### AIM OF THE EXERCISE
List all the lines in these records that hold "shown".

### DATA SUPPLIED

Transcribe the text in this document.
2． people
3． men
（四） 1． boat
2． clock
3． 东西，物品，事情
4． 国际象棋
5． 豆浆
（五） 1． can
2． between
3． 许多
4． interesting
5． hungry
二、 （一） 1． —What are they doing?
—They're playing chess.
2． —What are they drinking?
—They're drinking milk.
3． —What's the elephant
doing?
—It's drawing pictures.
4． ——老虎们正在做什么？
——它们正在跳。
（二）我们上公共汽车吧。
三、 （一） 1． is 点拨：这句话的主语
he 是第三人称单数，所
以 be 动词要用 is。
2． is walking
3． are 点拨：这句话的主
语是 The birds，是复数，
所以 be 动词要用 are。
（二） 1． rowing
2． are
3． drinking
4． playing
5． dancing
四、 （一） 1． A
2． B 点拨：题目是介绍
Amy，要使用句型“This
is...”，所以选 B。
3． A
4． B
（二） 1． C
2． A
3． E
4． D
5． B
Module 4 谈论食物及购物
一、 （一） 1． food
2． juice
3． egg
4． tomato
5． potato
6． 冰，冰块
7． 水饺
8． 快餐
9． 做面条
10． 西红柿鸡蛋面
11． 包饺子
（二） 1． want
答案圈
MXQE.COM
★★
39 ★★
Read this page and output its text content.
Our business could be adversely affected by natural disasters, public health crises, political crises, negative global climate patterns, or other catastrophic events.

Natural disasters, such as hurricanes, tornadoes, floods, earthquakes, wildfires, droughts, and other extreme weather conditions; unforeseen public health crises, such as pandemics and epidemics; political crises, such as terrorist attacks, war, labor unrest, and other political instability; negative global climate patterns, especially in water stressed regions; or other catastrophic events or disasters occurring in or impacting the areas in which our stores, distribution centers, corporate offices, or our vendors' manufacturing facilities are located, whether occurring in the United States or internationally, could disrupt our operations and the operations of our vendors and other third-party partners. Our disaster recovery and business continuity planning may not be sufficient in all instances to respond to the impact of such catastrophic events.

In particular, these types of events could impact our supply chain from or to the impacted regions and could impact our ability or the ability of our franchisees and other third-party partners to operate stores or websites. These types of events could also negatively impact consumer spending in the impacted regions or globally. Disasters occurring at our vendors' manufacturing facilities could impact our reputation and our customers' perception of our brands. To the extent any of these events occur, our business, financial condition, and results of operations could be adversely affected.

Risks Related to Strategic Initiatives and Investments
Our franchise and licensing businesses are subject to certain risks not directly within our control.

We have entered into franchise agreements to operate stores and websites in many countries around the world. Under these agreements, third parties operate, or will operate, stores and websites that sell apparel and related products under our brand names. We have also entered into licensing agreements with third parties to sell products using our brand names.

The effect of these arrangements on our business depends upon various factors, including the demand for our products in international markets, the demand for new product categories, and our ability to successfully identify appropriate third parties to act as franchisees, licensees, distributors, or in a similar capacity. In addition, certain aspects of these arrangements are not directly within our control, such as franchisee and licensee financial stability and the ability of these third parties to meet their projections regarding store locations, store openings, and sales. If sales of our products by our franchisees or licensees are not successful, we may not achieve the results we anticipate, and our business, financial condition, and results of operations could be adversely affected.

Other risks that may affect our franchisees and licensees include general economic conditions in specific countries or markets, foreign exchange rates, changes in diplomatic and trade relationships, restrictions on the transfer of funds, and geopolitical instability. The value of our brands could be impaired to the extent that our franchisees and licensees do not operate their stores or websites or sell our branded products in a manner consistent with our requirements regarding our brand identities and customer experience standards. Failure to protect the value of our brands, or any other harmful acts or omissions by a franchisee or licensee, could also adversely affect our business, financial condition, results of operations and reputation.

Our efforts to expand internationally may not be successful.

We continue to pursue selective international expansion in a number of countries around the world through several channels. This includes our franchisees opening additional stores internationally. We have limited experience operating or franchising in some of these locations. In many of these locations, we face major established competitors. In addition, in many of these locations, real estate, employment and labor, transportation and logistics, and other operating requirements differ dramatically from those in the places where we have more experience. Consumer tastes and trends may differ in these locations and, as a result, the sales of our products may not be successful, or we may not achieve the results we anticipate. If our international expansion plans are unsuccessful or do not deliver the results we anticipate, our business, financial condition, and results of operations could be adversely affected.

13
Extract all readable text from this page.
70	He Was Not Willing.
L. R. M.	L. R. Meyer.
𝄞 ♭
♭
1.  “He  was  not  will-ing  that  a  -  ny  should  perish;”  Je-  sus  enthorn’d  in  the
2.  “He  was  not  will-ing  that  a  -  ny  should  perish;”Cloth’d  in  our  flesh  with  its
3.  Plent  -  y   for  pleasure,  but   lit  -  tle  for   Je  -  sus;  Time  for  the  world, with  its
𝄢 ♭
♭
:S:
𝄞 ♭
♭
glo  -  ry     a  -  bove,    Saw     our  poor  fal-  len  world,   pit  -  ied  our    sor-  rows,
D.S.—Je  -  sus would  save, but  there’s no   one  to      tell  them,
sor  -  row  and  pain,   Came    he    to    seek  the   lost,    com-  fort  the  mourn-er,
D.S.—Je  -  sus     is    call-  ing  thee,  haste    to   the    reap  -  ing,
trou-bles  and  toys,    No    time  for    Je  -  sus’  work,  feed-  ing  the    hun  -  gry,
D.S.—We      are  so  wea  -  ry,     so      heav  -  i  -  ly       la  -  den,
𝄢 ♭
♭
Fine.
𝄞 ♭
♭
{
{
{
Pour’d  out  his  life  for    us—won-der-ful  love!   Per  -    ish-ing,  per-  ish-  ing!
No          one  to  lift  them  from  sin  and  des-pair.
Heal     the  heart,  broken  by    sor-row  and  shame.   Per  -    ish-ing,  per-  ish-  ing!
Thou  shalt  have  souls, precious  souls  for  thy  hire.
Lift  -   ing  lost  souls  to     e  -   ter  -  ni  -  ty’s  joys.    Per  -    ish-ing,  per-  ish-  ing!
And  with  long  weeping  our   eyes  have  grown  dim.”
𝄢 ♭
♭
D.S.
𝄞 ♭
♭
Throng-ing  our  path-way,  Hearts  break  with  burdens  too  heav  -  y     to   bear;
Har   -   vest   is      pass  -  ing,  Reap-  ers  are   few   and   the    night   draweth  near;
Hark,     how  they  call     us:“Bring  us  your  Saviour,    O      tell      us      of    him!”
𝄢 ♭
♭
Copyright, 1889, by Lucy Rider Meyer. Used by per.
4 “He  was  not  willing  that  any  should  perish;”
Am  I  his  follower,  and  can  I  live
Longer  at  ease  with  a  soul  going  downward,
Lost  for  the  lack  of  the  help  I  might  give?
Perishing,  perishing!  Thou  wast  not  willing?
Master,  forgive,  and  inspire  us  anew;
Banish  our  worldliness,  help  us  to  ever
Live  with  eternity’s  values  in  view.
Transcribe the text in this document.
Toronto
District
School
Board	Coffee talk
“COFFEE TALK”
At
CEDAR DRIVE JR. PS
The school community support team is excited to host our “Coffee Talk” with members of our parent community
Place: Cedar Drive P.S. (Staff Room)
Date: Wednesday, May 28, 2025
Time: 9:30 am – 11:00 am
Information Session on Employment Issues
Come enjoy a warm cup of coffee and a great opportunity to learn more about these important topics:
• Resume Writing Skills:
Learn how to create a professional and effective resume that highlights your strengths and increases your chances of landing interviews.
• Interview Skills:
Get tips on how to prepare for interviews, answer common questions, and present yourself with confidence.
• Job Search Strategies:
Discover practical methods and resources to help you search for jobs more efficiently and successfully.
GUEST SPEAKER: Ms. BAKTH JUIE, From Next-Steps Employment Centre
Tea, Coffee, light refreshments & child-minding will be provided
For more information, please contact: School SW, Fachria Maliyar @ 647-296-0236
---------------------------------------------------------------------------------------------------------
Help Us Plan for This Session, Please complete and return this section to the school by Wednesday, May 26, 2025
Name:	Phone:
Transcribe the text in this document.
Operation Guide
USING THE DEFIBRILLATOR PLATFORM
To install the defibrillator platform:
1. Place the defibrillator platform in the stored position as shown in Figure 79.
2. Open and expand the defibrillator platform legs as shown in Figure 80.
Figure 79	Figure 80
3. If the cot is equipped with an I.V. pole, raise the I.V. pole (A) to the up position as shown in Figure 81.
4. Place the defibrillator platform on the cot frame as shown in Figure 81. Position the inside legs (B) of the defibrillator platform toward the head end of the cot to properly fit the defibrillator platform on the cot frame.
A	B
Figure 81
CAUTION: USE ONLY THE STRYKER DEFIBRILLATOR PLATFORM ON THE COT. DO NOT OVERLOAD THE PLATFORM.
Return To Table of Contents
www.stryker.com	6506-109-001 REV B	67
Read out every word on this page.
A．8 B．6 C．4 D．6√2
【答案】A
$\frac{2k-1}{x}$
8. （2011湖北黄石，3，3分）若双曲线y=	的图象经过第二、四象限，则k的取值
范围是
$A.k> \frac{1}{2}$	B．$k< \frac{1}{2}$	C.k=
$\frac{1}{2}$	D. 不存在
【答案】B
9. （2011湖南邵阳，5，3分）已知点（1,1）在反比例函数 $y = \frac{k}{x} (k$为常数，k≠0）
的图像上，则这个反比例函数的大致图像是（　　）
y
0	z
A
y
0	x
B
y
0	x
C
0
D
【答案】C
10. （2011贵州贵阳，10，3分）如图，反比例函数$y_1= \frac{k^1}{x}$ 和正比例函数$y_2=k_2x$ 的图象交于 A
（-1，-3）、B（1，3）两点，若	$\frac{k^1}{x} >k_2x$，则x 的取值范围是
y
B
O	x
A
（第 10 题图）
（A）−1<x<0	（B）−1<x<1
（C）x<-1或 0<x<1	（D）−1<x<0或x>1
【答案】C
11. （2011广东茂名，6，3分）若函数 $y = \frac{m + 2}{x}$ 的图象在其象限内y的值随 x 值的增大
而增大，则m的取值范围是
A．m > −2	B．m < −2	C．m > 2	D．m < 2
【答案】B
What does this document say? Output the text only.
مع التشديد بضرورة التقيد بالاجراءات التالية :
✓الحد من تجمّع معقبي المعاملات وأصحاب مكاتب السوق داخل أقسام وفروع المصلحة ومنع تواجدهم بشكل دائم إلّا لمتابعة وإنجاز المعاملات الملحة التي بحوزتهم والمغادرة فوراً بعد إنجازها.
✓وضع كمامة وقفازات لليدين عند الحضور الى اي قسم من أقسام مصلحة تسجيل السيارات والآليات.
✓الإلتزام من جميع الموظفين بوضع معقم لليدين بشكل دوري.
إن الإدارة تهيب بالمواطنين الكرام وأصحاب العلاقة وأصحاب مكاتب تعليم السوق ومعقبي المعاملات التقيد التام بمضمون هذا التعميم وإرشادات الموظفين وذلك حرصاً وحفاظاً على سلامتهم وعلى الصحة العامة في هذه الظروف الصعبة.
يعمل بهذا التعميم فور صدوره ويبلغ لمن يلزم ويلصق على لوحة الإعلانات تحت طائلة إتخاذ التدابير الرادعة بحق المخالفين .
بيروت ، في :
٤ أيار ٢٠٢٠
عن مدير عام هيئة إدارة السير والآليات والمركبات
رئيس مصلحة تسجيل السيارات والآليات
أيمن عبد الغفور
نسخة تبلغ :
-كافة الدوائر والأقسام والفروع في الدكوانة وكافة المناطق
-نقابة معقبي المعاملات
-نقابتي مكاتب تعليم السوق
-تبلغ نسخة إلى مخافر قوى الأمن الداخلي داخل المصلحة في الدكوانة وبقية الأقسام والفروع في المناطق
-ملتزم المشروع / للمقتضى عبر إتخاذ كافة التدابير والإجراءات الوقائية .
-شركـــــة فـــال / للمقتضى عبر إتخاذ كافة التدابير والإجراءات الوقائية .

### SOLUTION
1. Place the defibrillator platform in the stored position as shown in Figure 79.
2. Open and expand the defibrillator platform legs as shown in Figure 80.
3. If the cot is equipped with an I.V. pole, raise the I.V. pole (A) to the up position as shown in Figure 81.
4. Place the defibrillator platform on the cot frame as shown in Figure 81. Position the inside legs (B) of the defibrillator platform toward the head end of the cot to properly fit the defibrillator platform on the cot frame.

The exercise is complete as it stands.